***** Entries supplied *****

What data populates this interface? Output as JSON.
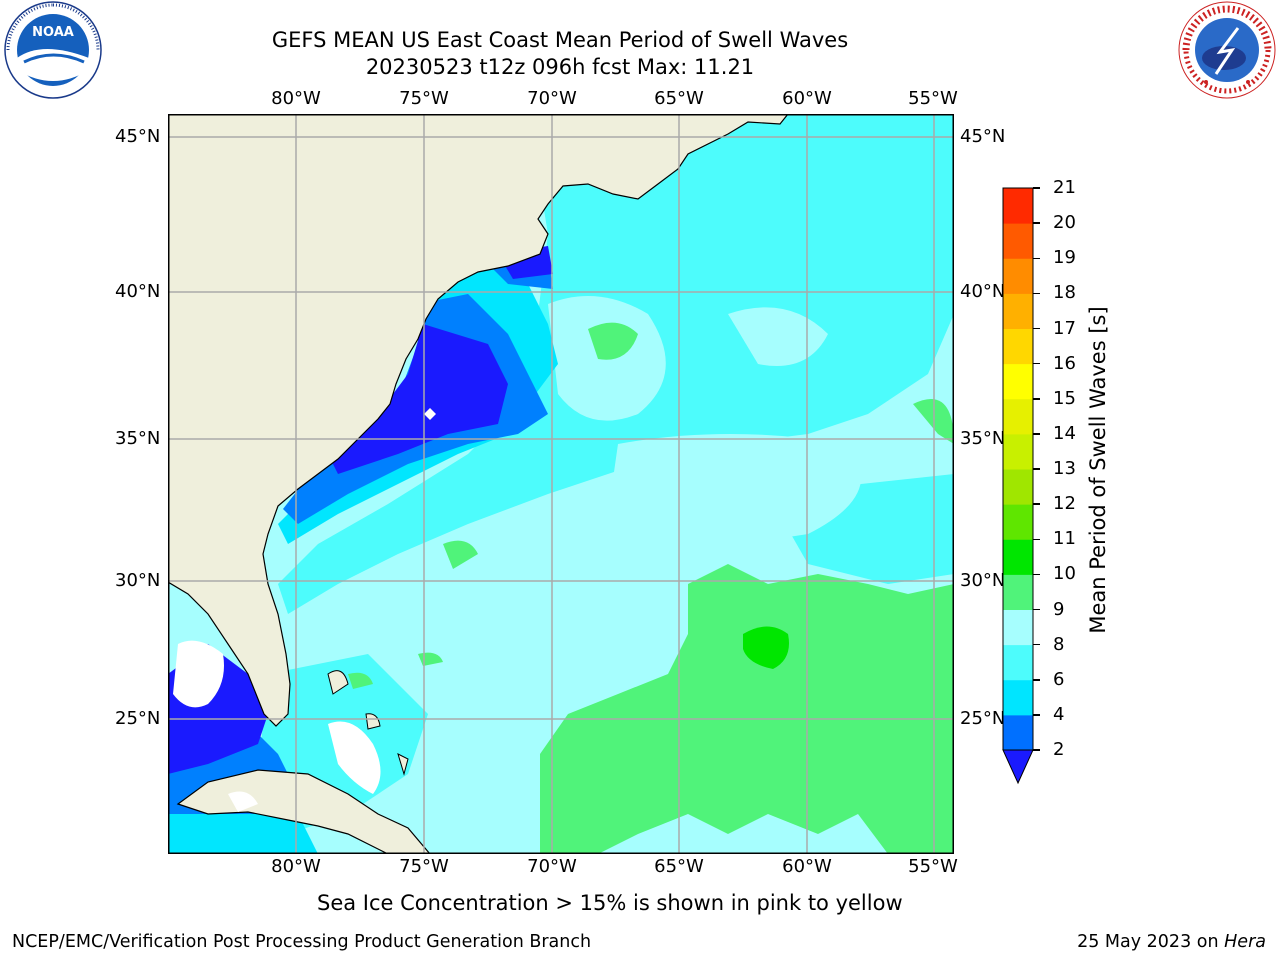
{
  "header": {
    "title_line1": "GEFS MEAN US East Coast Mean Period of Swell Waves",
    "title_line2": "20230523 t12z 096h fcst   Max: 11.21"
  },
  "logos": {
    "left": {
      "icon": "noaa-logo",
      "text": "NOAA",
      "ring_text": "NATIONAL OCEANIC AND ATMOSPHERIC ADMINISTRATION · U.S. DEPARTMENT OF COMMERCE"
    },
    "right": {
      "icon": "nws-logo",
      "ring_text": "NATIONAL WEATHER SERVICE"
    }
  },
  "map": {
    "lon_labels": [
      "80°W",
      "75°W",
      "70°W",
      "65°W",
      "60°W",
      "55°W"
    ],
    "lat_labels": [
      "45°N",
      "40°N",
      "35°N",
      "30°N",
      "25°N"
    ],
    "colors": {
      "land": "#efefdc",
      "ocean_8_9": "#a6fefe",
      "ocean_6_8": "#4dfcfc",
      "ocean_4_6": "#01e6fe",
      "ocean_2_4": "#0080fe",
      "ocean_lt_2": "#1a1afe",
      "ocean_9_10": "#50f37a",
      "ocean_10_11": "#00e600",
      "grid": "#aaaaaa"
    }
  },
  "colorbar": {
    "label": "Mean Period of Swell Waves [s]",
    "ticks": [
      "2",
      "4",
      "6",
      "8",
      "9",
      "10",
      "11",
      "12",
      "13",
      "14",
      "15",
      "16",
      "17",
      "18",
      "19",
      "20",
      "21"
    ],
    "colors": [
      "#0070ff",
      "#00e5ff",
      "#4dfcfc",
      "#a6fefe",
      "#50f37a",
      "#00e600",
      "#5fe600",
      "#a0e600",
      "#c8f000",
      "#e6f000",
      "#ffff00",
      "#ffd700",
      "#ffb000",
      "#ff8c00",
      "#ff5a00",
      "#ff2a00"
    ],
    "extend_color": "#1a1afe"
  },
  "subtitle": "Sea Ice Concentration > 15% is shown in pink to yellow",
  "footer": {
    "left": "NCEP/EMC/Verification Post Processing Product Generation Branch",
    "right_date": "25 May 2023 on ",
    "right_machine": "Hera"
  }
}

*****

Reproduce each line holding the word "Mean".

    "title_line1": "GEFS MEAN US East Coast Mean Period of Swell Waves",
    "label": "Mean Period of Swell Waves [s]",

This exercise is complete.